Task brief
Every record must be transcribed in its entirety, apart from the images, which are to be omitted.

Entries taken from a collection
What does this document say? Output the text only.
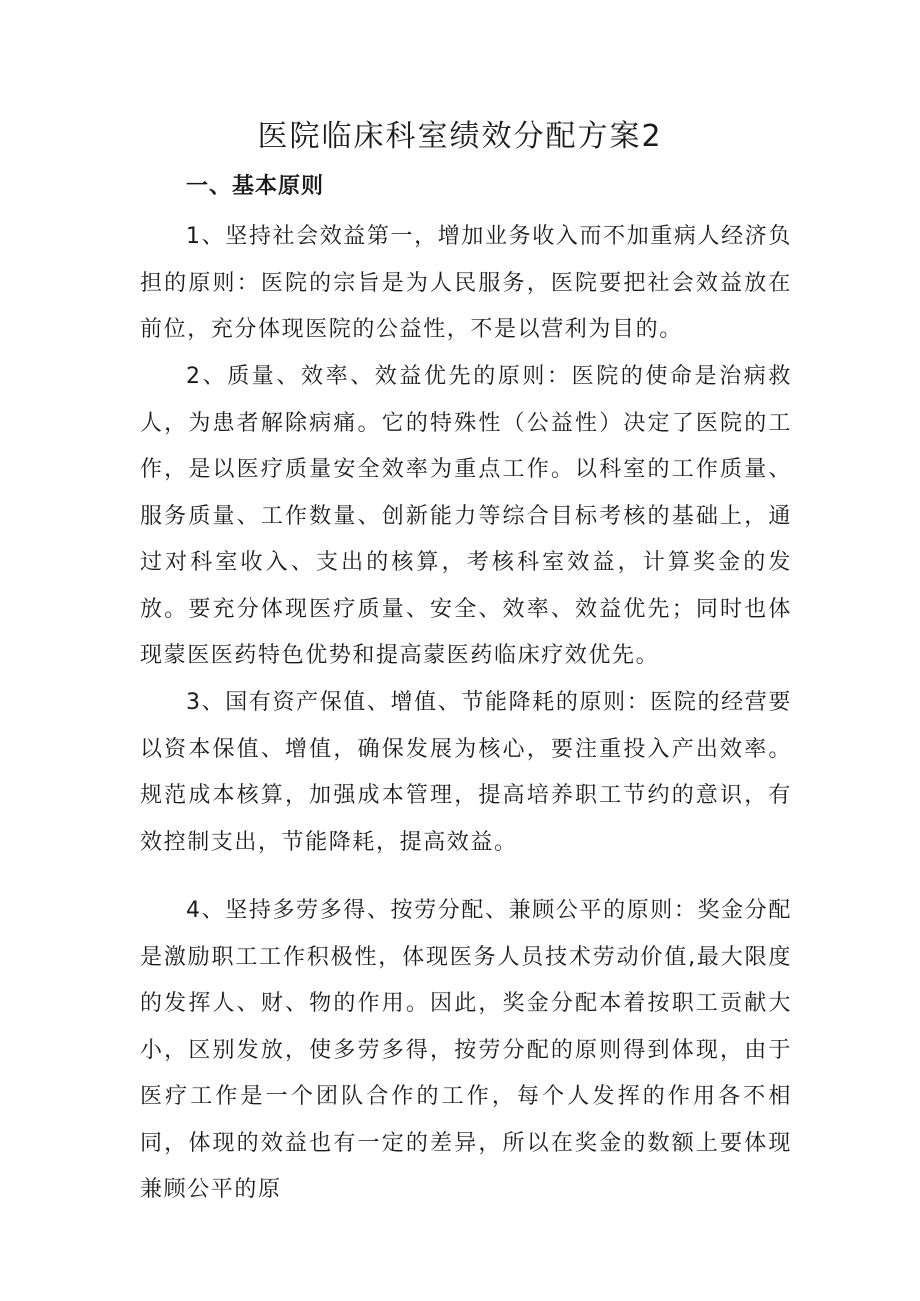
医院临床科室绩效分配方案2
一、基本原则

1、坚持社会效益第一，增加业务收入而不加重病人经济负担的原则：医院的宗旨是为人民服务，医院要把社会效益放在前位，充分体现医院的公益性，不是以营利为目的。

2、质量、效率、效益优先的原则：医院的使命是治病救人，为患者解除病痛。它的特殊性（公益性）决定了医院的工作，是以医疗质量安全效率为重点工作。以科室的工作质量、服务质量、工作数量、创新能力等综合目标考核的基础上，通过对科室收入、支出的核算，考核科室效益，计算奖金的发放。要充分体现医疗质量、安全、效率、效益优先；同时也体现蒙医医药特色优势和提高蒙医药临床疗效优先。

3、国有资产保值、增值、节能降耗的原则：医院的经营要以资本保值、增值，确保发展为核心，要注重投入产出效率。规范成本核算，加强成本管理，提高培养职工节约的意识，有效控制支出，节能降耗，提高效益。

4、坚持多劳多得、按劳分配、兼顾公平的原则：奖金分配是激励职工工作积极性，体现医务人员技术劳动价值,最大限度的发挥人、财、物的作用。因此，奖金分配本着按职工贡献大小，区别发放，使多劳多得，按劳分配的原则得到体现，由于医疗工作是一个团队合作的工作，每个人发挥的作用各不相同，体现的效益也有一定的差异，所以在奖金的数额上要体现兼顾公平的原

Full answer
What does this document say? Output the text only.
医院临床科室绩效分配方案2
一、基本原则

1、坚持社会效益第一，增加业务收入而不加重病人经济负担的原则：医院的宗旨是为人民服务，医院要把社会效益放在前位，充分体现医院的公益性，不是以营利为目的。

2、质量、效率、效益优先的原则：医院的使命是治病救人，为患者解除病痛。它的特殊性（公益性）决定了医院的工作，是以医疗质量安全效率为重点工作。以科室的工作质量、服务质量、工作数量、创新能力等综合目标考核的基础上，通过对科室收入、支出的核算，考核科室效益，计算奖金的发放。要充分体现医疗质量、安全、效率、效益优先；同时也体现蒙医医药特色优势和提高蒙医药临床疗效优先。

3、国有资产保值、增值、节能降耗的原则：医院的经营要以资本保值、增值，确保发展为核心，要注重投入产出效率。规范成本核算，加强成本管理，提高培养职工节约的意识，有效控制支出，节能降耗，提高效益。

4、坚持多劳多得、按劳分配、兼顾公平的原则：奖金分配是激励职工工作积极性，体现医务人员技术劳动价值,最大限度的发挥人、财、物的作用。因此，奖金分配本着按职工贡献大小，区别发放，使多劳多得，按劳分配的原则得到体现，由于医疗工作是一个团队合作的工作，每个人发挥的作用各不相同，体现的效益也有一定的差异，所以在奖金的数额上要体现兼顾公平的原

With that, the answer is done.